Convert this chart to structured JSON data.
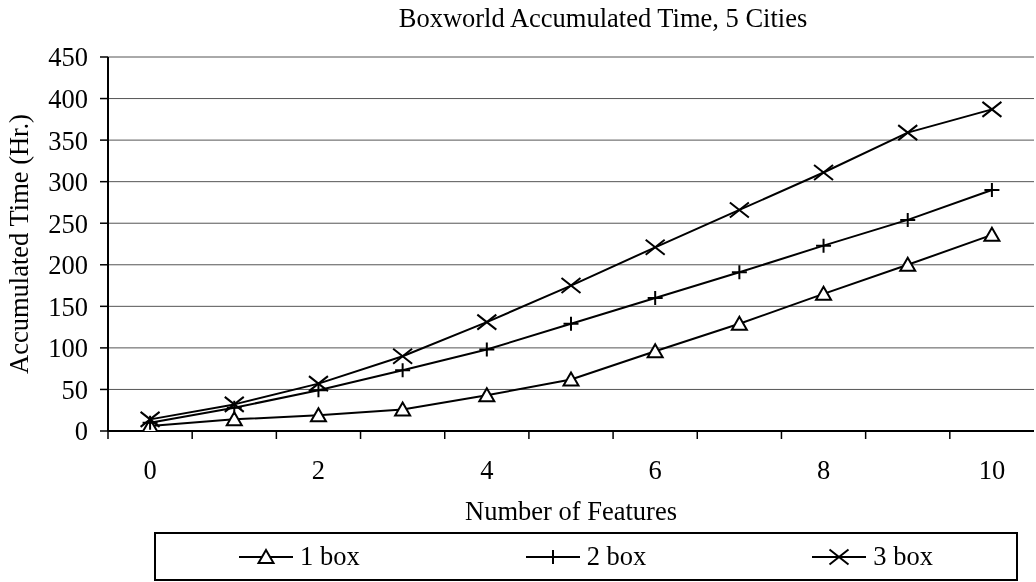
{
  "chart_data": {
    "type": "line",
    "title": "Boxworld Accumulated Time, 5 Cities",
    "xlabel": "Number of Features",
    "ylabel": "Accumulated Time (Hr.)",
    "categories": [
      "0",
      null,
      "2",
      null,
      "4",
      null,
      "6",
      null,
      "8",
      null,
      "10"
    ],
    "series": [
      {
        "name": "1 box",
        "color": "#000000",
        "marker": "triangle",
        "values": [
          6,
          14,
          19,
          26,
          43,
          62,
          96,
          129,
          165,
          200,
          236
        ]
      },
      {
        "name": "2 box",
        "color": "#000000",
        "marker": "plus",
        "values": [
          10,
          28,
          49,
          73,
          98,
          129,
          160,
          191,
          223,
          254,
          290
        ]
      },
      {
        "name": "3 box",
        "color": "#000000",
        "marker": "cross",
        "values": [
          14,
          32,
          57,
          90,
          131,
          175,
          221,
          266,
          311,
          359,
          387
        ]
      }
    ],
    "ylim": [
      0,
      450
    ],
    "yticks": [
      0,
      50,
      100,
      150,
      200,
      250,
      300,
      350,
      400,
      450
    ],
    "grid": "y",
    "legend": "bottom",
    "line_style": "solid"
  }
}
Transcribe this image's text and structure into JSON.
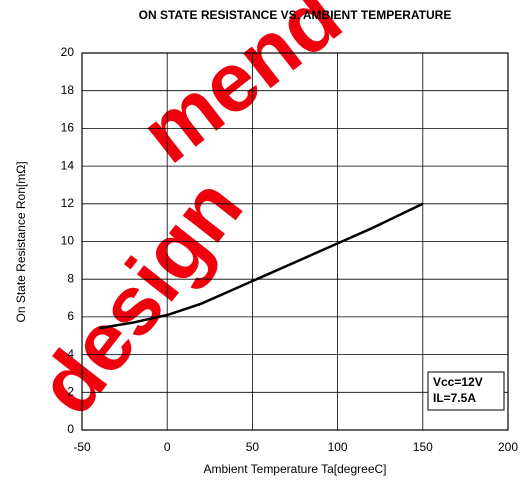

□ □ □ □ □

#### WORK REQUIRED
Look back over the material above and state how many lines hold the word "JSON". Write the number and nothing else.

#### CORRECT OUTPUT
2